Instructions to follow> Look for the string "JSON" in the lines and copy each line that has it.

Recorded information>
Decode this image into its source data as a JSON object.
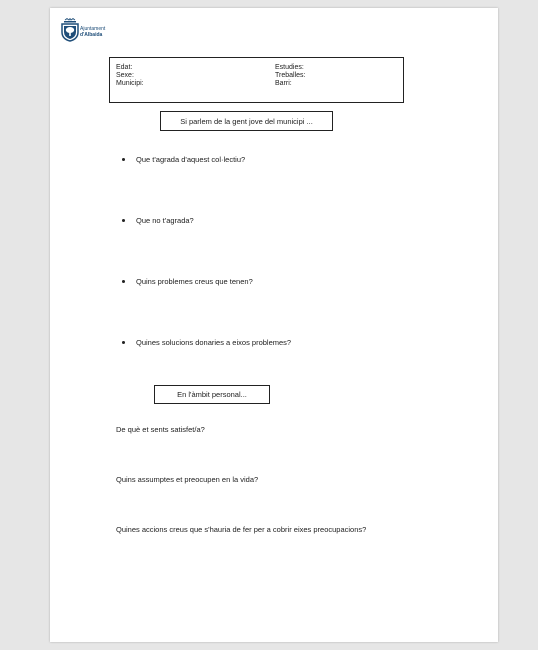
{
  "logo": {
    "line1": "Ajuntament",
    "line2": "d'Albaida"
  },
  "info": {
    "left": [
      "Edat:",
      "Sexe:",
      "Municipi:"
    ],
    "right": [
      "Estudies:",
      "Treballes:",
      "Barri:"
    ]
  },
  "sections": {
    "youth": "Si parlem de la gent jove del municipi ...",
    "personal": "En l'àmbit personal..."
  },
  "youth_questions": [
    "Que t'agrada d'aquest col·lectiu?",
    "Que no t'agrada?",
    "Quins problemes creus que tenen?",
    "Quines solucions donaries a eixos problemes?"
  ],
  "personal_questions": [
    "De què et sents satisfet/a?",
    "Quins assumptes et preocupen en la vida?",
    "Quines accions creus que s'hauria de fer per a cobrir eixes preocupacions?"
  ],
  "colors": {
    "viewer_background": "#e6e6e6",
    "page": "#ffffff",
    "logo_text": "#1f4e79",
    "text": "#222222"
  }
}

---

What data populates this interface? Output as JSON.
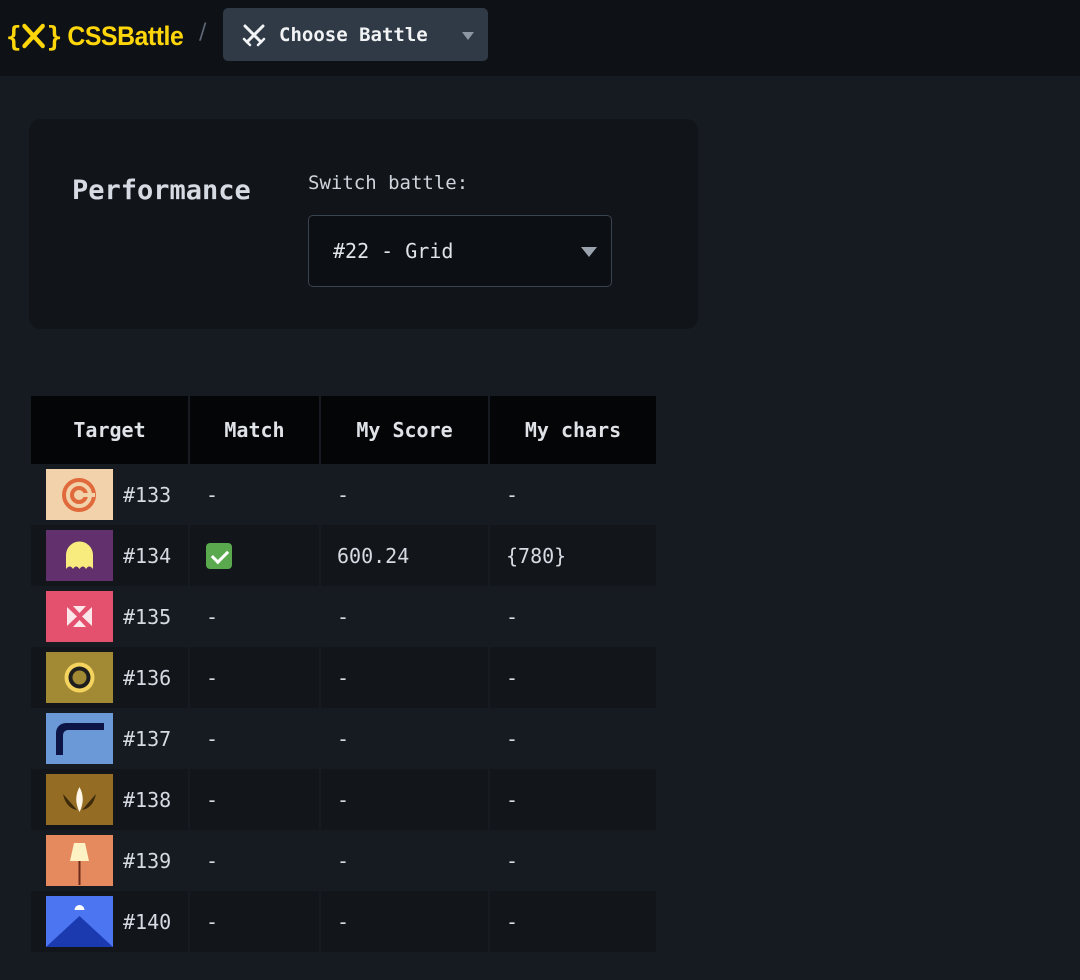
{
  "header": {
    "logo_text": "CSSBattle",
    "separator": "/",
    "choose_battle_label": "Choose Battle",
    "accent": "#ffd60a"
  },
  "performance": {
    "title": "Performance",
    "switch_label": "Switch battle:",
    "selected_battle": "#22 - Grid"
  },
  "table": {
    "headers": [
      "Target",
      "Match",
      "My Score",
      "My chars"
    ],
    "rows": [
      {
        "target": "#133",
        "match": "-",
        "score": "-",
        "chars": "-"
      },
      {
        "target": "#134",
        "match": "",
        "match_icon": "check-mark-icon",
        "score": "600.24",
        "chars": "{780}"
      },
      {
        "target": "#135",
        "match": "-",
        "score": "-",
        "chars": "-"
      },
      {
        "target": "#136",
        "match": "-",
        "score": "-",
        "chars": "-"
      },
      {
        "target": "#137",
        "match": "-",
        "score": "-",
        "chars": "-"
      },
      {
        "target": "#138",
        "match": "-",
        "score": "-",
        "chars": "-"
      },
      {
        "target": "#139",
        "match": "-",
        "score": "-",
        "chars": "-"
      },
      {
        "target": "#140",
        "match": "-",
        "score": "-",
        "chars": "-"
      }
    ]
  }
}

...

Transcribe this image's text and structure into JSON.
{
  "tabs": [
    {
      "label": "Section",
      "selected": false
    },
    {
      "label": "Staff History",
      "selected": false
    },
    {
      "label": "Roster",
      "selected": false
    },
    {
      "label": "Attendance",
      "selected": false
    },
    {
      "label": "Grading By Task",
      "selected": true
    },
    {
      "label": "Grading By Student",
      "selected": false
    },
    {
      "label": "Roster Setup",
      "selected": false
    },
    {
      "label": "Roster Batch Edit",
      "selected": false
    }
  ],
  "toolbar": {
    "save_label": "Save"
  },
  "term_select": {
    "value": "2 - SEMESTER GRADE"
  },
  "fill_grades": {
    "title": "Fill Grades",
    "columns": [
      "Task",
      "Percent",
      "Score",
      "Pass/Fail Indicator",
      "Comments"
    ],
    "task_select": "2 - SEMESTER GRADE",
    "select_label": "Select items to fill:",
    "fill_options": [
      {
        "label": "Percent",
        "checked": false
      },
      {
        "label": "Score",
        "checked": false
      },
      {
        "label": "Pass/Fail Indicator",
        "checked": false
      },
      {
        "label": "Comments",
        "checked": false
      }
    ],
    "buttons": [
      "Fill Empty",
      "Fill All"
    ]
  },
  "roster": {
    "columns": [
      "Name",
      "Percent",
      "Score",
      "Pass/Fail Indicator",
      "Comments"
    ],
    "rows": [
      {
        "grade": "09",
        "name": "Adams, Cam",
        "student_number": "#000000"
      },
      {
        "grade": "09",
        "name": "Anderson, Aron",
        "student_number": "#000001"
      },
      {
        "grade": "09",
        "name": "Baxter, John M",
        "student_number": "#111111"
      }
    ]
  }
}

Response to this task>
Decode this image into its source data as a JSON object.
What data populates this interface? Output as JSON.
Transcribe this image's text and structure into JSON.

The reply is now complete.